Entries supplied:
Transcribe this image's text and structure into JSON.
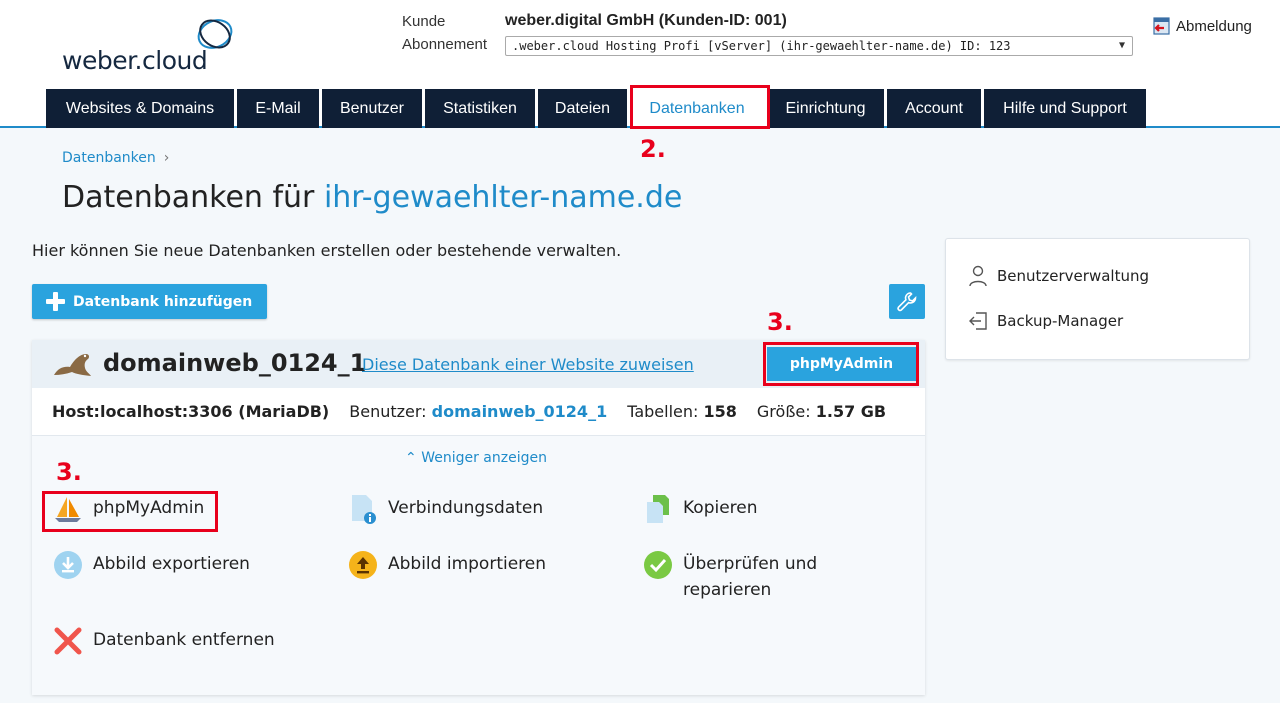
{
  "header": {
    "logo_text": "weber.cloud",
    "customer_label": "Kunde",
    "customer_value": "weber.digital GmbH (Kunden-ID: 001)",
    "subscription_label": "Abonnement",
    "subscription_value": ".weber.cloud Hosting Profi [vServer] (ihr-gewaehlter-name.de) ID: 123",
    "logout_label": "Abmeldung"
  },
  "nav": {
    "items": [
      {
        "label": "Websites & Domains"
      },
      {
        "label": "E-Mail"
      },
      {
        "label": "Benutzer"
      },
      {
        "label": "Statistiken"
      },
      {
        "label": "Dateien"
      },
      {
        "label": "Datenbanken",
        "active": true
      },
      {
        "label": "Einrichtung"
      },
      {
        "label": "Account"
      },
      {
        "label": "Hilfe und Support"
      }
    ]
  },
  "annotations": {
    "nav_step": "2.",
    "pma_step_top": "3.",
    "pma_step_bottom": "3."
  },
  "breadcrumb": {
    "item": "Datenbanken",
    "separator": "›"
  },
  "page": {
    "title_prefix": "Datenbanken für",
    "title_domain": "ihr-gewaehlter-name.de",
    "intro": "Hier können Sie neue Datenbanken erstellen oder bestehende verwalten.",
    "add_button": "Datenbank hinzufügen"
  },
  "database": {
    "name": "domainweb_0124_1",
    "assign_link": "Diese Datenbank einer Website zuweisen",
    "pma_button": "phpMyAdmin",
    "host_label": "Host:",
    "host_value": "localhost:3306 (MariaDB)",
    "user_label": "Benutzer:",
    "user_value": "domainweb_0124_1",
    "tables_label": "Tabellen:",
    "tables_value": "158",
    "size_label": "Größe:",
    "size_value": "1.57 GB",
    "toggle_label": "Weniger anzeigen",
    "actions": {
      "phpmyadmin": "phpMyAdmin",
      "connection": "Verbindungsdaten",
      "copy": "Kopieren",
      "export": "Abbild exportieren",
      "import": "Abbild importieren",
      "check_line1": "Überprüfen und",
      "check_line2": "reparieren",
      "remove": "Datenbank entfernen"
    }
  },
  "sidebar": {
    "user_management": "Benutzerverwaltung",
    "backup_manager": "Backup-Manager"
  },
  "colors": {
    "accent": "#1f8bc9",
    "nav_bg": "#0f1f36",
    "button": "#2aa3de",
    "highlight": "#e8001c"
  }
}
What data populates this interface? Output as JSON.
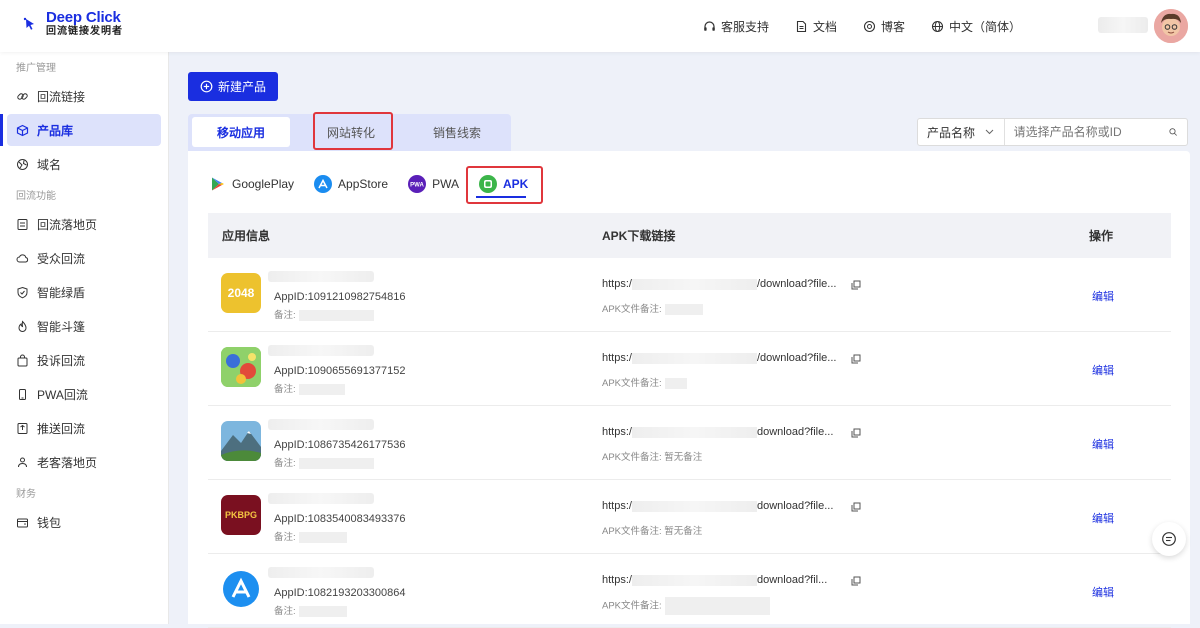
{
  "brand": {
    "title": "Deep Click",
    "subtitle": "回流链接发明者",
    "color": "#1a2ee0"
  },
  "topnav": [
    {
      "label": "客服支持",
      "icon": "headset-icon"
    },
    {
      "label": "文档",
      "icon": "document-icon"
    },
    {
      "label": "博客",
      "icon": "blog-icon"
    },
    {
      "label": "中文（简体）",
      "icon": "globe-icon"
    }
  ],
  "sidebar": {
    "sections": [
      {
        "title": "推广管理",
        "items": [
          {
            "label": "回流链接",
            "icon": "link-icon"
          },
          {
            "label": "产品库",
            "icon": "cube-icon",
            "active": true
          },
          {
            "label": "域名",
            "icon": "domain-icon"
          }
        ]
      },
      {
        "title": "回流功能",
        "items": [
          {
            "label": "回流落地页",
            "icon": "landing-page-icon"
          },
          {
            "label": "受众回流",
            "icon": "cloud-icon"
          },
          {
            "label": "智能绿盾",
            "icon": "shield-icon"
          },
          {
            "label": "智能斗篷",
            "icon": "fire-icon"
          },
          {
            "label": "投诉回流",
            "icon": "bag-icon"
          },
          {
            "label": "PWA回流",
            "icon": "phone-icon"
          },
          {
            "label": "推送回流",
            "icon": "push-icon"
          },
          {
            "label": "老客落地页",
            "icon": "users-icon"
          }
        ]
      },
      {
        "title": "财务",
        "items": [
          {
            "label": "钱包",
            "icon": "wallet-icon"
          }
        ]
      }
    ]
  },
  "main": {
    "new_button": "新建产品",
    "type_tabs": [
      {
        "label": "移动应用",
        "active": true
      },
      {
        "label": "网站转化",
        "highlighted": true
      },
      {
        "label": "销售线索"
      }
    ],
    "search": {
      "select_label": "产品名称",
      "placeholder": "请选择产品名称或ID"
    },
    "platform_tabs": [
      {
        "label": "GooglePlay",
        "icon": "google-play-icon"
      },
      {
        "label": "AppStore",
        "icon": "app-store-icon"
      },
      {
        "label": "PWA",
        "icon": "pwa-icon"
      },
      {
        "label": "APK",
        "icon": "android-icon",
        "active": true
      }
    ],
    "table": {
      "headers": [
        "应用信息",
        "APK下载链接",
        "操作"
      ],
      "note_label": "备注:",
      "file_note_label": "APK文件备注:",
      "rows": [
        {
          "icon": "2048-game-icon",
          "icon_text": "2048",
          "app_id": "AppID:1091210982754816",
          "url_prefix": "https:/",
          "url_suffix": "/download?file...",
          "file_note": "",
          "action": "编辑"
        },
        {
          "icon": "cartoon-game-icon",
          "icon_text": "",
          "app_id": "AppID:1090655691377152",
          "url_prefix": "https:/",
          "url_suffix": "/download?file...",
          "file_note": "",
          "action": "编辑"
        },
        {
          "icon": "mountain-app-icon",
          "icon_text": "",
          "app_id": "AppID:1086735426177536",
          "url_prefix": "https:/",
          "url_suffix": "download?file...",
          "file_note": "暂无备注",
          "action": "编辑"
        },
        {
          "icon": "pkbpg-game-icon",
          "icon_text": "PKBPG",
          "app_id": "AppID:1083540083493376",
          "url_prefix": "https:/",
          "url_suffix": "download?file...",
          "file_note": "暂无备注",
          "action": "编辑"
        },
        {
          "icon": "app-store-app-icon",
          "icon_text": "",
          "app_id": "AppID:1082193203300864",
          "url_prefix": "https:/",
          "url_suffix": "download?fil...",
          "file_note": "",
          "action": "编辑"
        }
      ]
    }
  }
}
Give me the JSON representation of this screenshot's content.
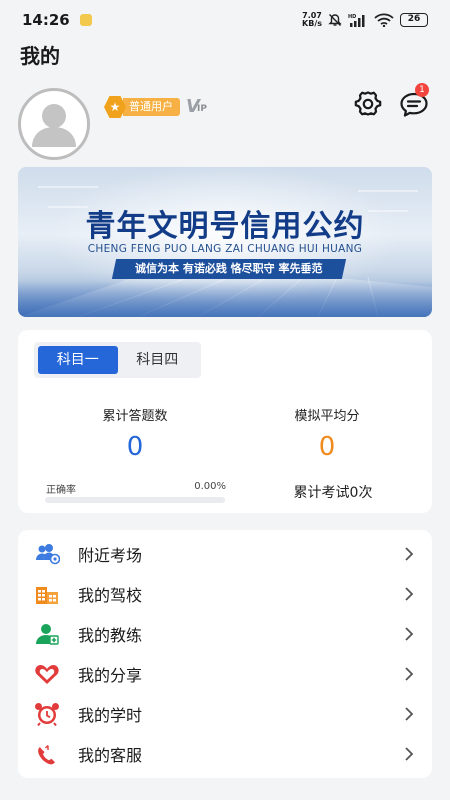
{
  "status_bar": {
    "time": "14:26",
    "net_speed_value": "7.07",
    "net_speed_unit": "KB/s",
    "battery": "26"
  },
  "header": {
    "title": "我的"
  },
  "profile": {
    "user_type": "普通用户",
    "vip_v": "V",
    "vip_ip": "IP",
    "message_count": "1"
  },
  "banner": {
    "title": "青年文明号信用公约",
    "subtitle": "CHENG FENG PUO LANG ZAI CHUANG HUI HUANG",
    "slogan": "诚信为本 有诺必践 恪尽职守 率先垂范"
  },
  "stats": {
    "tabs": [
      {
        "label": "科目一",
        "active": true
      },
      {
        "label": "科目四",
        "active": false
      }
    ],
    "answered_label": "累计答题数",
    "answered_value": "0",
    "answered_color": "#2566d8",
    "avg_label": "模拟平均分",
    "avg_value": "0",
    "avg_color": "#f08a1c",
    "accuracy_label": "正确率",
    "accuracy_value": "0.00%",
    "accuracy_fraction": 0.0,
    "exam_count": "累计考试0次"
  },
  "menu": {
    "items": [
      {
        "label": "附近考场",
        "icon": "nearby-exam-icon"
      },
      {
        "label": "我的驾校",
        "icon": "school-building-icon"
      },
      {
        "label": "我的教练",
        "icon": "coach-icon"
      },
      {
        "label": "我的分享",
        "icon": "share-heart-icon"
      },
      {
        "label": "我的学时",
        "icon": "alarm-clock-icon"
      },
      {
        "label": "我的客服",
        "icon": "phone-icon"
      }
    ]
  }
}
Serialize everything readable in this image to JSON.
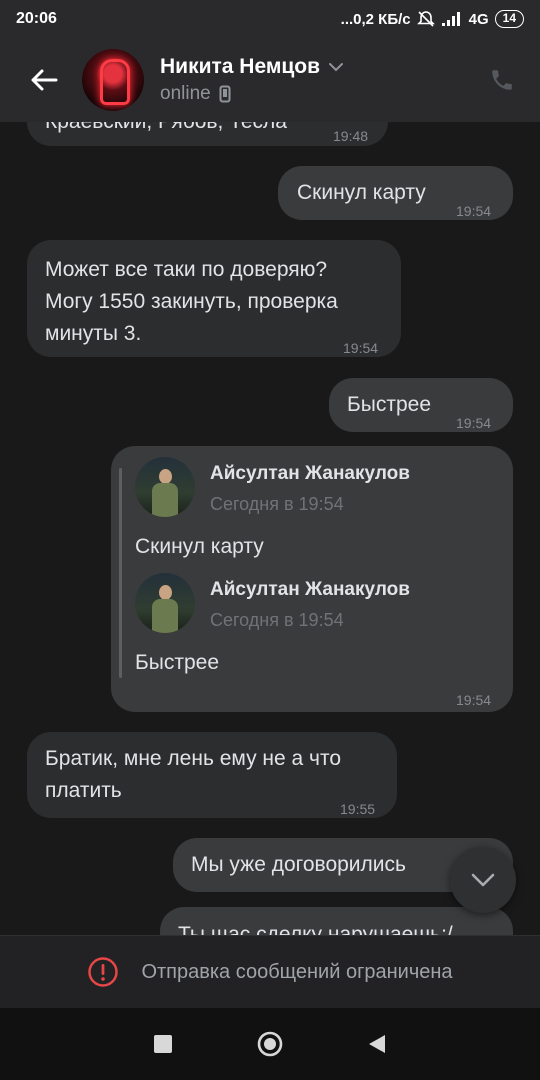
{
  "status_bar": {
    "time": "20:06",
    "network": "...0,2 КБ/с",
    "signal": "4G",
    "battery": "14"
  },
  "header": {
    "contact_name": "Никита Немцов",
    "contact_status": "online"
  },
  "messages": [
    {
      "direction": "in",
      "text": "Краевский, Рябов, Тесла",
      "time": "19:48"
    },
    {
      "direction": "out",
      "text": "Скинул карту",
      "time": "19:54"
    },
    {
      "direction": "in",
      "lines": [
        "Может все таки по доверяю?",
        "Могу 1550 закинуть, проверка",
        "минуты 3."
      ],
      "time": "19:54"
    },
    {
      "direction": "out",
      "text": "Быстрее",
      "time": "19:54"
    },
    {
      "direction": "out",
      "time": "19:54",
      "forwarded": [
        {
          "author": "Айсултан Жанакулов",
          "date": "Сегодня в 19:54",
          "text": "Скинул карту"
        },
        {
          "author": "Айсултан Жанакулов",
          "date": "Сегодня в 19:54",
          "text": "Быстрее"
        }
      ]
    },
    {
      "direction": "in",
      "lines": [
        "Братик, мне лень ему не а что",
        "платить"
      ],
      "time": "19:55"
    },
    {
      "direction": "out",
      "text": "Мы уже договорились"
    },
    {
      "direction": "out",
      "text": "Ты щас сделку нарушаешь:/"
    }
  ],
  "restriction": {
    "text": "Отправка сообщений ограничена",
    "icon": "alert-icon",
    "color": "#e64646"
  },
  "colors": {
    "background": "#19191a",
    "bar": "#2a2a2c",
    "bubble_in": "#2c2d2e",
    "bubble_out": "#3a3b3c"
  }
}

Exercise instructions:
Gather every line containing the word "game" and copy it.

Full solution:
          "icon": "2048-game-icon",
          "icon": "cartoon-game-icon",
          "icon": "pkbpg-game-icon",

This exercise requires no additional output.